**Raw data:**
***

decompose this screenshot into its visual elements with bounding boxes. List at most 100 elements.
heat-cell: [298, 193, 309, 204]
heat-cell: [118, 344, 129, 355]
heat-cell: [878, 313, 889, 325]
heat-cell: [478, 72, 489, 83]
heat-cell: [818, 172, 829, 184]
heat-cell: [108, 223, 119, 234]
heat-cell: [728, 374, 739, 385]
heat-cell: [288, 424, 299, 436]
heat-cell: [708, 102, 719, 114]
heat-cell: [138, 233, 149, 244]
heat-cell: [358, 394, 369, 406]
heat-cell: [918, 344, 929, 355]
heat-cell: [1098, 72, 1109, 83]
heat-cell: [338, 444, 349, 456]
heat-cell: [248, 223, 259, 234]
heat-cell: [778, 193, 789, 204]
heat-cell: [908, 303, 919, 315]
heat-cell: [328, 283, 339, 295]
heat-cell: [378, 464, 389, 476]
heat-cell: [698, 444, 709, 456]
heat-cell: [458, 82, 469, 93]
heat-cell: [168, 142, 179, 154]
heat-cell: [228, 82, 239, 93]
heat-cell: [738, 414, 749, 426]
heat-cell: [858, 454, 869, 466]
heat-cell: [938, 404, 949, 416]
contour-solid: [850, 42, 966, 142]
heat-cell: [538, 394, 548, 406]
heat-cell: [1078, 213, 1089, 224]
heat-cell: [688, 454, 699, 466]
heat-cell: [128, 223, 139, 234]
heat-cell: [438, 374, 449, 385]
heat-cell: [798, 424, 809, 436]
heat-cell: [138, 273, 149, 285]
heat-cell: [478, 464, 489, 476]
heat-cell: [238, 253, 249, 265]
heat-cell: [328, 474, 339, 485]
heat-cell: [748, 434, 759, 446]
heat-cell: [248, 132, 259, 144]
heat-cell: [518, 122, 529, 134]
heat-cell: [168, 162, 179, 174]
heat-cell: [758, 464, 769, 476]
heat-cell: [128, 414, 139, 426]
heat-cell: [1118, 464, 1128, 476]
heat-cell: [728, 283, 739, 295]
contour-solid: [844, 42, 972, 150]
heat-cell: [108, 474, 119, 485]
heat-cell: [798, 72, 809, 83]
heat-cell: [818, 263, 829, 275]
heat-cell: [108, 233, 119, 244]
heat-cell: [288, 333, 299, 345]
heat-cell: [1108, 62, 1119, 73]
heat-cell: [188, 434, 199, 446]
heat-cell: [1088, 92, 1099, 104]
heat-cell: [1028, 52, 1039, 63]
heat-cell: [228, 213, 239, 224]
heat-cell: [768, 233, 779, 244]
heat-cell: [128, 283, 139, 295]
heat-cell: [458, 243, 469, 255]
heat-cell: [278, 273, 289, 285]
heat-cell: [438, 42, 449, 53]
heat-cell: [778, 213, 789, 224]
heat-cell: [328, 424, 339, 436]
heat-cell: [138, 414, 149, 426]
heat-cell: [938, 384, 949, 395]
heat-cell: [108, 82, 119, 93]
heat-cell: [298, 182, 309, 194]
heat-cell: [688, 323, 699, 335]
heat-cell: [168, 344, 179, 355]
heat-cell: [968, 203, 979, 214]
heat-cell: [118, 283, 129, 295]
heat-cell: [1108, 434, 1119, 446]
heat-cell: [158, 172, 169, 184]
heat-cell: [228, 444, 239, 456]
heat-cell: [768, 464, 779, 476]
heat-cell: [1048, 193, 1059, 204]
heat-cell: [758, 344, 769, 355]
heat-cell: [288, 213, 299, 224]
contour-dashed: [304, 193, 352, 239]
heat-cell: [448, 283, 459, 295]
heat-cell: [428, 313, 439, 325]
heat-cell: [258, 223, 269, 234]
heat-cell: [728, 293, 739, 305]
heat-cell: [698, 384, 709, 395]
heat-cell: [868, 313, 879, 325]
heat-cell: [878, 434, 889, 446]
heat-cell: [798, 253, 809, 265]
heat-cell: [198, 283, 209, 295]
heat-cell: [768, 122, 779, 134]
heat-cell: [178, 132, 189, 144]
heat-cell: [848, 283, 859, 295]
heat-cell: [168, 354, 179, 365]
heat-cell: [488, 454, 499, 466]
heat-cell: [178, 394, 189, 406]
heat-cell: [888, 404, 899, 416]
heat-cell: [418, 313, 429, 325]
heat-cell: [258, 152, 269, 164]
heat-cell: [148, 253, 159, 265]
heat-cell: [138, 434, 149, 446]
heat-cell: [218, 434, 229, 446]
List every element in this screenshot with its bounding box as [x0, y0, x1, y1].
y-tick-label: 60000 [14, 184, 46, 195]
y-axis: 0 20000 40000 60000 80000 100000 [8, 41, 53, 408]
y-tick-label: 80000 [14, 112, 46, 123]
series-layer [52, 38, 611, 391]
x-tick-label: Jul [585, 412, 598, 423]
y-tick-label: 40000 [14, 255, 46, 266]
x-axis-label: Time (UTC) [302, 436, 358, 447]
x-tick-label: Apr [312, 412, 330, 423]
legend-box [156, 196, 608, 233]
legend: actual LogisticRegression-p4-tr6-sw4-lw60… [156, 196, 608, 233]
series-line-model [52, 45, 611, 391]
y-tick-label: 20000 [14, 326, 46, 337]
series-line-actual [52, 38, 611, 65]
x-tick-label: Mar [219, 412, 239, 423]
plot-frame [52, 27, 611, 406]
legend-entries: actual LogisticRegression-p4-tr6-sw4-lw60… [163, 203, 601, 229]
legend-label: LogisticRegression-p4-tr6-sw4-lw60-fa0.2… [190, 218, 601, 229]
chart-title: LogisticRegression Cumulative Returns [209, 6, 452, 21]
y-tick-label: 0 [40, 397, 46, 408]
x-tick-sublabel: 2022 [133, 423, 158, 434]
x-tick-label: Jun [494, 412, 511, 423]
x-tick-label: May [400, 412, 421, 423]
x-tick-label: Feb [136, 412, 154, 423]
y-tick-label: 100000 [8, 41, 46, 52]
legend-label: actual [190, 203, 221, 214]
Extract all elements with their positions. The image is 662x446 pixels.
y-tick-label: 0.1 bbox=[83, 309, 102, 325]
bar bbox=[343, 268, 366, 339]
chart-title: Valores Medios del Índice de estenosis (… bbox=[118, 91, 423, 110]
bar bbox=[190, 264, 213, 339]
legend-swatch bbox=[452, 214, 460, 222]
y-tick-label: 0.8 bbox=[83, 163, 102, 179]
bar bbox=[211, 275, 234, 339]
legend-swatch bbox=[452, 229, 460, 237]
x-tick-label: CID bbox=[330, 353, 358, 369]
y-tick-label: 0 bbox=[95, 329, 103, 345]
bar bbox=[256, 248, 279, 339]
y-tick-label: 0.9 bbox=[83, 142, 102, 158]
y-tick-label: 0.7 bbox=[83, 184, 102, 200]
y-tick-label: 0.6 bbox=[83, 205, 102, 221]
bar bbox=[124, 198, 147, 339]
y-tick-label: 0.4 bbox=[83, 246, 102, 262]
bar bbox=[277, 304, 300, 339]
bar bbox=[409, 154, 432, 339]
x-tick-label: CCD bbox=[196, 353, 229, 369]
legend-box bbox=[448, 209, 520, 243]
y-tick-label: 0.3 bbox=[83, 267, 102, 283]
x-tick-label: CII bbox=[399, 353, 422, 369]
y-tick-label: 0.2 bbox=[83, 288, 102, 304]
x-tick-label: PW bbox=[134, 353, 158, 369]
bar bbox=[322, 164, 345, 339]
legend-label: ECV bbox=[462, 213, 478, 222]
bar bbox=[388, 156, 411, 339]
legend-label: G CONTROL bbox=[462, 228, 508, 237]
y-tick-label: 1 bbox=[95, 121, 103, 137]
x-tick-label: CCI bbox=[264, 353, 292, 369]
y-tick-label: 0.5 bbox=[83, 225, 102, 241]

***

**Task directions:** Please render the records above as a numbered list, from the first line through the line with "heat-cell: [778, 213, 789, 224]", both included. Leave out blank lines and give only those lines.

**Solution for this task:**
1. decompose this screenshot into its visual elements with bounding boxes. List at most 100 elements.
2. heat-cell: [298, 193, 309, 204]
3. heat-cell: [118, 344, 129, 355]
4. heat-cell: [878, 313, 889, 325]
5. heat-cell: [478, 72, 489, 83]
6. heat-cell: [818, 172, 829, 184]
7. heat-cell: [108, 223, 119, 234]
8. heat-cell: [728, 374, 739, 385]
9. heat-cell: [288, 424, 299, 436]
10. heat-cell: [708, 102, 719, 114]
11. heat-cell: [138, 233, 149, 244]
12. heat-cell: [358, 394, 369, 406]
13. heat-cell: [918, 344, 929, 355]
14. heat-cell: [1098, 72, 1109, 83]
15. heat-cell: [338, 444, 349, 456]
16. heat-cell: [248, 223, 259, 234]
17. heat-cell: [778, 193, 789, 204]
18. heat-cell: [908, 303, 919, 315]
19. heat-cell: [328, 283, 339, 295]
20. heat-cell: [378, 464, 389, 476]
21. heat-cell: [698, 444, 709, 456]
22. heat-cell: [458, 82, 469, 93]
23. heat-cell: [168, 142, 179, 154]
24. heat-cell: [228, 82, 239, 93]
25. heat-cell: [738, 414, 749, 426]
26. heat-cell: [858, 454, 869, 466]
27. heat-cell: [938, 404, 949, 416]
28. contour-solid: [850, 42, 966, 142]
29. heat-cell: [538, 394, 548, 406]
30. heat-cell: [1078, 213, 1089, 224]
31. heat-cell: [688, 454, 699, 466]
32. heat-cell: [128, 223, 139, 234]
33. heat-cell: [438, 374, 449, 385]
34. heat-cell: [798, 424, 809, 436]
35. heat-cell: [138, 273, 149, 285]
36. heat-cell: [478, 464, 489, 476]
37. heat-cell: [238, 253, 249, 265]
38. heat-cell: [328, 474, 339, 485]
39. heat-cell: [748, 434, 759, 446]
40. heat-cell: [248, 132, 259, 144]
41. heat-cell: [518, 122, 529, 134]
42. heat-cell: [168, 162, 179, 174]
43. heat-cell: [758, 464, 769, 476]
44. heat-cell: [128, 414, 139, 426]
45. heat-cell: [1118, 464, 1128, 476]
46. heat-cell: [728, 283, 739, 295]
47. contour-solid: [844, 42, 972, 150]
48. heat-cell: [108, 474, 119, 485]
49. heat-cell: [798, 72, 809, 83]
50. heat-cell: [818, 263, 829, 275]
51. heat-cell: [108, 233, 119, 244]
52. heat-cell: [288, 333, 299, 345]
53. heat-cell: [1108, 62, 1119, 73]
54. heat-cell: [188, 434, 199, 446]
55. heat-cell: [1088, 92, 1099, 104]
56. heat-cell: [1028, 52, 1039, 63]
57. heat-cell: [228, 213, 239, 224]
58. heat-cell: [768, 233, 779, 244]
59. heat-cell: [128, 283, 139, 295]
60. heat-cell: [458, 243, 469, 255]
61. heat-cell: [278, 273, 289, 285]
62. heat-cell: [438, 42, 449, 53]
63. heat-cell: [778, 213, 789, 224]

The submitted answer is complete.